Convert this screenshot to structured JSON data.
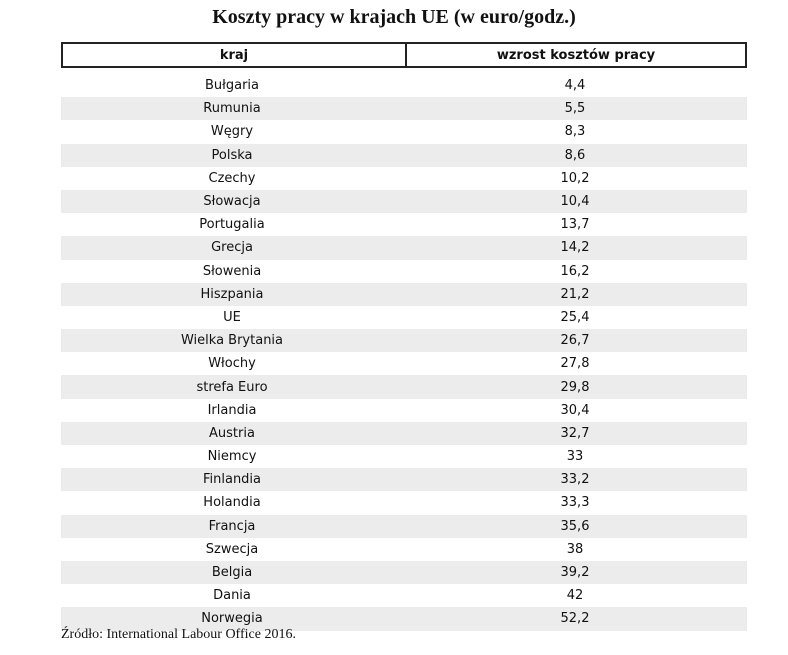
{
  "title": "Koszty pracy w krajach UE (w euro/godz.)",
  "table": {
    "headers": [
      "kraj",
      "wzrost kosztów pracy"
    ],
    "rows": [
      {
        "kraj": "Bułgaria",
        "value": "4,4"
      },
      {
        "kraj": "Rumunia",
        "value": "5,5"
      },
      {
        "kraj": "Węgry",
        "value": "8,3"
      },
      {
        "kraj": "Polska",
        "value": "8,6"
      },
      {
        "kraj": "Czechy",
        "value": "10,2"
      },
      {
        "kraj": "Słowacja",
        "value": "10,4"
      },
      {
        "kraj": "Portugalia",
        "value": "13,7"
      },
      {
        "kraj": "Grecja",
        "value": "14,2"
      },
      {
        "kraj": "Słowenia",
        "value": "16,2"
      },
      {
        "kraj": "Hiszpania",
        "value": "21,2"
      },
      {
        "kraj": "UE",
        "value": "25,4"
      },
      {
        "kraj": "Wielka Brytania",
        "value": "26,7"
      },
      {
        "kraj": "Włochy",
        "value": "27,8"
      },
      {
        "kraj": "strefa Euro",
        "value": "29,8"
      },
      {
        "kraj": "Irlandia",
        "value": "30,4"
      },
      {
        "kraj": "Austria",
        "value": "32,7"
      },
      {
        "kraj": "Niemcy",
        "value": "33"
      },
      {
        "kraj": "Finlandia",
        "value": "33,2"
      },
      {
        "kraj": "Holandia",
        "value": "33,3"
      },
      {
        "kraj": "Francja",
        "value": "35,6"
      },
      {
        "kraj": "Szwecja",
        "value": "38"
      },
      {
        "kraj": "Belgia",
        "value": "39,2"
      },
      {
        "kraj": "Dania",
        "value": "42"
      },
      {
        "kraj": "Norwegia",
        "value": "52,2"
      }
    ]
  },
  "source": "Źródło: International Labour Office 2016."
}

★ ★ ★ ★

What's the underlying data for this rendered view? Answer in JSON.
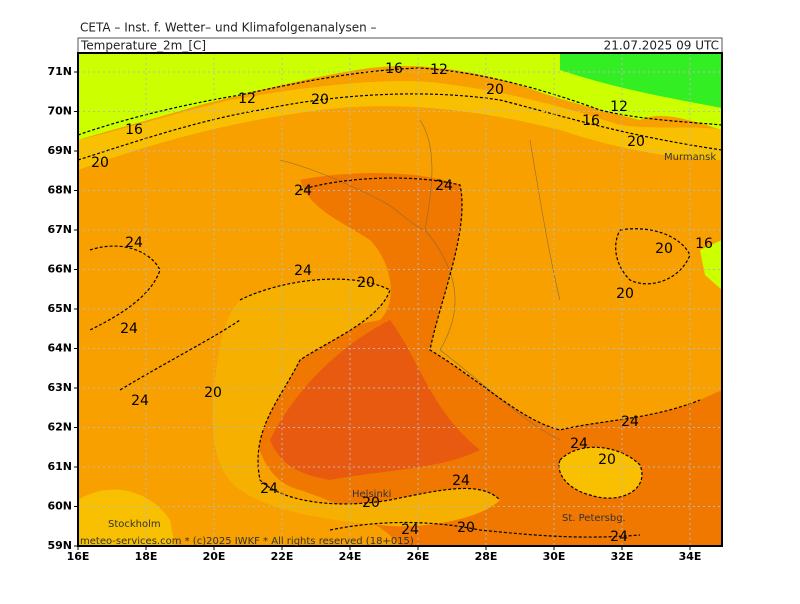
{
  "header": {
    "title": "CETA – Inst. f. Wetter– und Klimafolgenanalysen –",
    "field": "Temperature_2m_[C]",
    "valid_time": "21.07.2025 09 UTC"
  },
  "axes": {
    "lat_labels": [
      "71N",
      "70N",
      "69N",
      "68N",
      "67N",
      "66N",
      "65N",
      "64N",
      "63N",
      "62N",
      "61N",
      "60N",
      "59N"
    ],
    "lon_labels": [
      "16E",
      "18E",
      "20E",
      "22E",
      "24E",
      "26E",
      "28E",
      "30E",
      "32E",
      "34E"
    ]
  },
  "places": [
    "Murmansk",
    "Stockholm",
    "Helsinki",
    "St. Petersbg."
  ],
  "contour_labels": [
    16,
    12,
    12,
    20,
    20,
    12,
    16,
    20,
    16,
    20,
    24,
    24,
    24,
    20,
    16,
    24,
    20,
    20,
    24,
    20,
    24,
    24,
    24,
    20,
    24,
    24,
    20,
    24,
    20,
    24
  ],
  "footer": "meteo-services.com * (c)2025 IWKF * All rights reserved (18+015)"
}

★ ★ ★ ★

> **GOAL**
Every line holding "data" should be copied out.

> **RESULT FOR THIS EXERCISE**
Convert this screenshot to structured JSON data.
What's the underlying data for this rendered view? Answer in JSON.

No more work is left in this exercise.